TASK TO CARRY OUT → Lift out all lines below that contain "name".

Dataset entries:
"""
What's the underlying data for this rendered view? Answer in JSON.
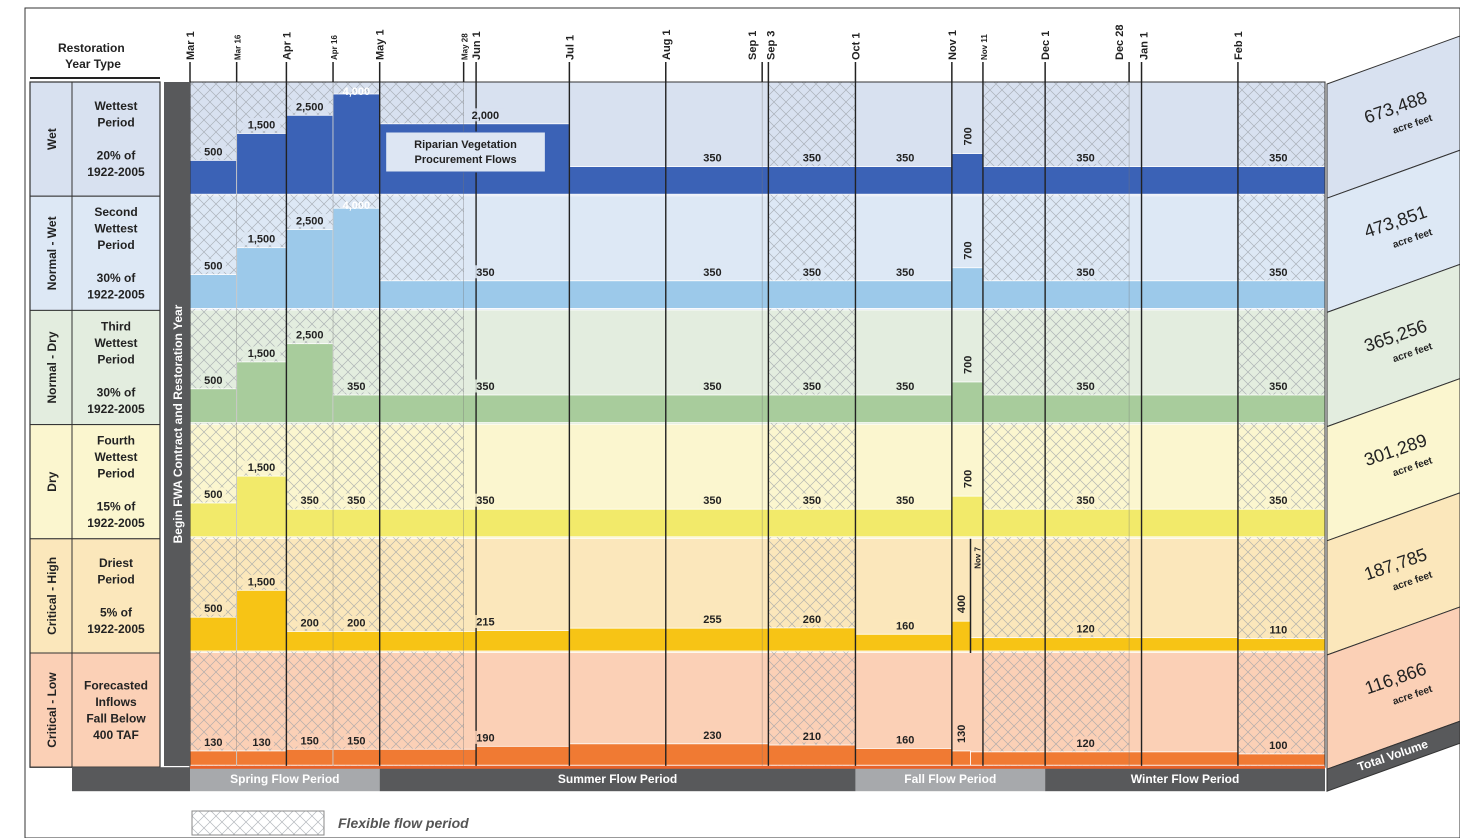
{
  "header": {
    "restoration_year_type": "Restoration Year Type",
    "contract_label": "Begin FWA Contract and Restoration Year"
  },
  "dates": [
    {
      "label": "Mar 1",
      "day": 0
    },
    {
      "label": "Mar 16",
      "day": 15
    },
    {
      "label": "Apr 1",
      "day": 31
    },
    {
      "label": "Apr 16",
      "day": 46
    },
    {
      "label": "May 1",
      "day": 61
    },
    {
      "label": "May 28",
      "day": 88
    },
    {
      "label": "Jun 1",
      "day": 92
    },
    {
      "label": "Jul 1",
      "day": 122
    },
    {
      "label": "Aug 1",
      "day": 153
    },
    {
      "label": "Sep 1",
      "day": 184
    },
    {
      "label": "Sep 3",
      "day": 186
    },
    {
      "label": "Oct 1",
      "day": 214
    },
    {
      "label": "Nov 1",
      "day": 245
    },
    {
      "label": "Nov 11",
      "day": 255
    },
    {
      "label": "Dec 1",
      "day": 275
    },
    {
      "label": "Dec 28",
      "day": 302
    },
    {
      "label": "Jan 1",
      "day": 306
    },
    {
      "label": "Feb 1",
      "day": 337
    }
  ],
  "flexible_periods": [
    [
      0,
      15
    ],
    [
      15,
      31
    ],
    [
      31,
      46
    ],
    [
      46,
      61
    ],
    [
      61,
      88
    ],
    [
      186,
      214
    ],
    [
      255,
      275
    ],
    [
      275,
      302
    ],
    [
      337,
      365
    ]
  ],
  "year_types": [
    {
      "name": "Wet",
      "description": [
        "Wettest",
        "Period",
        "",
        "20% of",
        "1922-2005"
      ],
      "color": "#d8e1f0",
      "flow_color": "#3b62b6",
      "volume": "673,488",
      "volume_unit": "acre feet",
      "segments": [
        [
          0,
          15,
          500
        ],
        [
          15,
          31,
          1500
        ],
        [
          31,
          46,
          2500
        ],
        [
          46,
          61,
          4000
        ],
        [
          61,
          122,
          2000
        ],
        [
          122,
          245,
          350
        ],
        [
          245,
          255,
          700
        ],
        [
          255,
          365,
          350
        ]
      ],
      "labels": [
        {
          "text": "500",
          "day": 7.5
        },
        {
          "text": "1,500",
          "day": 23
        },
        {
          "text": "2,500",
          "day": 38.5
        },
        {
          "text": "4,000",
          "day": 53.5
        },
        {
          "text": "2,000",
          "day": 95
        },
        {
          "text": "350",
          "day": 168
        },
        {
          "text": "350",
          "day": 200
        },
        {
          "text": "350",
          "day": 230
        },
        {
          "text": "700",
          "day": 250
        },
        {
          "text": "350",
          "day": 288
        },
        {
          "text": "350",
          "day": 350
        }
      ],
      "note": "Riparian Vegetation Procurement Flows"
    },
    {
      "name": "Normal - Wet",
      "description": [
        "Second",
        "Wettest",
        "Period",
        "",
        "30% of",
        "1922-2005"
      ],
      "color": "#dde8f5",
      "flow_color": "#9cc9ea",
      "volume": "473,851",
      "volume_unit": "acre feet",
      "segments": [
        [
          0,
          15,
          500
        ],
        [
          15,
          31,
          1500
        ],
        [
          31,
          46,
          2500
        ],
        [
          46,
          61,
          4000
        ],
        [
          61,
          245,
          350
        ],
        [
          245,
          255,
          700
        ],
        [
          255,
          365,
          350
        ]
      ],
      "labels": [
        {
          "text": "500",
          "day": 7.5
        },
        {
          "text": "1,500",
          "day": 23
        },
        {
          "text": "2,500",
          "day": 38.5
        },
        {
          "text": "4,000",
          "day": 53.5
        },
        {
          "text": "350",
          "day": 95
        },
        {
          "text": "350",
          "day": 168
        },
        {
          "text": "350",
          "day": 200
        },
        {
          "text": "350",
          "day": 230
        },
        {
          "text": "700",
          "day": 250
        },
        {
          "text": "350",
          "day": 288
        },
        {
          "text": "350",
          "day": 350
        }
      ]
    },
    {
      "name": "Normal - Dry",
      "description": [
        "Third",
        "Wettest",
        "Period",
        "",
        "30% of",
        "1922-2005"
      ],
      "color": "#e3eddf",
      "flow_color": "#a8cc9c",
      "volume": "365,256",
      "volume_unit": "acre feet",
      "segments": [
        [
          0,
          15,
          500
        ],
        [
          15,
          31,
          1500
        ],
        [
          31,
          46,
          2500
        ],
        [
          46,
          245,
          350
        ],
        [
          245,
          255,
          700
        ],
        [
          255,
          365,
          350
        ]
      ],
      "labels": [
        {
          "text": "500",
          "day": 7.5
        },
        {
          "text": "1,500",
          "day": 23
        },
        {
          "text": "2,500",
          "day": 38.5
        },
        {
          "text": "350",
          "day": 53.5
        },
        {
          "text": "350",
          "day": 95
        },
        {
          "text": "350",
          "day": 168
        },
        {
          "text": "350",
          "day": 200
        },
        {
          "text": "350",
          "day": 230
        },
        {
          "text": "700",
          "day": 250
        },
        {
          "text": "350",
          "day": 288
        },
        {
          "text": "350",
          "day": 350
        }
      ]
    },
    {
      "name": "Dry",
      "description": [
        "Fourth",
        "Wettest",
        "Period",
        "",
        "15% of",
        "1922-2005"
      ],
      "color": "#fbf6cf",
      "flow_color": "#f2ea6a",
      "volume": "301,289",
      "volume_unit": "acre feet",
      "segments": [
        [
          0,
          15,
          500
        ],
        [
          15,
          31,
          1500
        ],
        [
          31,
          245,
          350
        ],
        [
          245,
          255,
          700
        ],
        [
          255,
          365,
          350
        ]
      ],
      "labels": [
        {
          "text": "500",
          "day": 7.5
        },
        {
          "text": "1,500",
          "day": 23
        },
        {
          "text": "350",
          "day": 38.5
        },
        {
          "text": "350",
          "day": 53.5
        },
        {
          "text": "350",
          "day": 95
        },
        {
          "text": "350",
          "day": 168
        },
        {
          "text": "350",
          "day": 200
        },
        {
          "text": "350",
          "day": 230
        },
        {
          "text": "700",
          "day": 250
        },
        {
          "text": "350",
          "day": 288
        },
        {
          "text": "350",
          "day": 350
        }
      ]
    },
    {
      "name": "Critical - High",
      "description": [
        "Driest",
        "Period",
        "",
        "5% of",
        "1922-2005"
      ],
      "color": "#fbe7bb",
      "flow_color": "#f7c415",
      "volume": "187,785",
      "volume_unit": "acre feet",
      "segments": [
        [
          0,
          15,
          500
        ],
        [
          15,
          31,
          1500
        ],
        [
          31,
          92,
          200
        ],
        [
          92,
          122,
          215
        ],
        [
          122,
          186,
          255
        ],
        [
          186,
          214,
          260
        ],
        [
          214,
          245,
          160
        ],
        [
          245,
          251,
          400
        ],
        [
          251,
          337,
          120
        ],
        [
          337,
          365,
          110
        ]
      ],
      "labels": [
        {
          "text": "500",
          "day": 7.5
        },
        {
          "text": "1,500",
          "day": 23
        },
        {
          "text": "200",
          "day": 38.5
        },
        {
          "text": "200",
          "day": 53.5
        },
        {
          "text": "215",
          "day": 95
        },
        {
          "text": "255",
          "day": 168
        },
        {
          "text": "260",
          "day": 200
        },
        {
          "text": "160",
          "day": 230
        },
        {
          "text": "400",
          "day": 248
        },
        {
          "text": "120",
          "day": 288
        },
        {
          "text": "110",
          "day": 350
        }
      ],
      "marker": {
        "label": "Nov 7",
        "day": 251
      }
    },
    {
      "name": "Critical - Low",
      "description": [
        "Forecasted",
        "Inflows",
        "Fall Below",
        "400 TAF"
      ],
      "color": "#fbd0b6",
      "flow_color": "#f07a33",
      "volume": "116,866",
      "volume_unit": "acre feet",
      "segments": [
        [
          0,
          15,
          130
        ],
        [
          15,
          31,
          130
        ],
        [
          31,
          46,
          150
        ],
        [
          46,
          92,
          150
        ],
        [
          92,
          122,
          190
        ],
        [
          122,
          186,
          230
        ],
        [
          186,
          214,
          210
        ],
        [
          214,
          245,
          160
        ],
        [
          245,
          251,
          130
        ],
        [
          251,
          337,
          120
        ],
        [
          337,
          365,
          100
        ]
      ],
      "labels": [
        {
          "text": "130",
          "day": 7.5
        },
        {
          "text": "130",
          "day": 23
        },
        {
          "text": "150",
          "day": 38.5
        },
        {
          "text": "150",
          "day": 53.5
        },
        {
          "text": "190",
          "day": 95
        },
        {
          "text": "230",
          "day": 168
        },
        {
          "text": "210",
          "day": 200
        },
        {
          "text": "160",
          "day": 230
        },
        {
          "text": "130",
          "day": 248
        },
        {
          "text": "120",
          "day": 288
        },
        {
          "text": "100",
          "day": 350
        }
      ]
    }
  ],
  "periods": [
    {
      "name": "Spring Flow Period",
      "start": 0,
      "end": 61,
      "color": "#a7a9ac"
    },
    {
      "name": "Summer Flow Period",
      "start": 61,
      "end": 214,
      "color": "#58595b"
    },
    {
      "name": "Fall Flow Period",
      "start": 214,
      "end": 275,
      "color": "#a7a9ac"
    },
    {
      "name": "Winter Flow Period",
      "start": 275,
      "end": 365,
      "color": "#58595b"
    }
  ],
  "total_volume_label": "Total Volume",
  "legend": {
    "flexible_label": "Flexible flow period"
  }
}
"""
CORRECT RESULT →
      "name": "Wet",
      "name": "Normal - Wet",
      "name": "Normal - Dry",
      "name": "Dry",
      "name": "Critical - High",
      "name": "Critical - Low",
      "name": "Spring Flow Period",
      "name": "Summer Flow Period",
      "name": "Fall Flow Period",
      "name": "Winter Flow Period",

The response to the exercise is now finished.